[Stored data]
==============================
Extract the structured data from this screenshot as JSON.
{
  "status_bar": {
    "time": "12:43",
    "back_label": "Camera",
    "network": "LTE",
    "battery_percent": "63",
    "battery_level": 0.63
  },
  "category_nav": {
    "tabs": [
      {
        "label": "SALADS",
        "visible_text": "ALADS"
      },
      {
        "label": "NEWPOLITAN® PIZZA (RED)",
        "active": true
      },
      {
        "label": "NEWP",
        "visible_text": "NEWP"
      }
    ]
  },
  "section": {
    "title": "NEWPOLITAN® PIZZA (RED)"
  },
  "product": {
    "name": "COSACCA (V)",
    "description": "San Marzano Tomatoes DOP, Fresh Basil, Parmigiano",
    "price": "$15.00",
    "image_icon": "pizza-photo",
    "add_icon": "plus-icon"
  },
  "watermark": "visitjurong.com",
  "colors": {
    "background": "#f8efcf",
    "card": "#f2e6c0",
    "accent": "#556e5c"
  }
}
==============================
[TASK OBJECTIVE] Set down every line of the listing above again, exactly as given.

[WRITTEN ANSWER]
Extract the structured data from this screenshot as JSON.
{
  "status_bar": {
    "time": "12:43",
    "back_label": "Camera",
    "network": "LTE",
    "battery_percent": "63",
    "battery_level": 0.63
  },
  "category_nav": {
    "tabs": [
      {
        "label": "SALADS",
        "visible_text": "ALADS"
      },
      {
        "label": "NEWPOLITAN® PIZZA (RED)",
        "active": true
      },
      {
        "label": "NEWP",
        "visible_text": "NEWP"
      }
    ]
  },
  "section": {
    "title": "NEWPOLITAN® PIZZA (RED)"
  },
  "product": {
    "name": "COSACCA (V)",
    "description": "San Marzano Tomatoes DOP, Fresh Basil, Parmigiano",
    "price": "$15.00",
    "image_icon": "pizza-photo",
    "add_icon": "plus-icon"
  },
  "watermark": "visitjurong.com",
  "colors": {
    "background": "#f8efcf",
    "card": "#f2e6c0",
    "accent": "#556e5c"
  }
}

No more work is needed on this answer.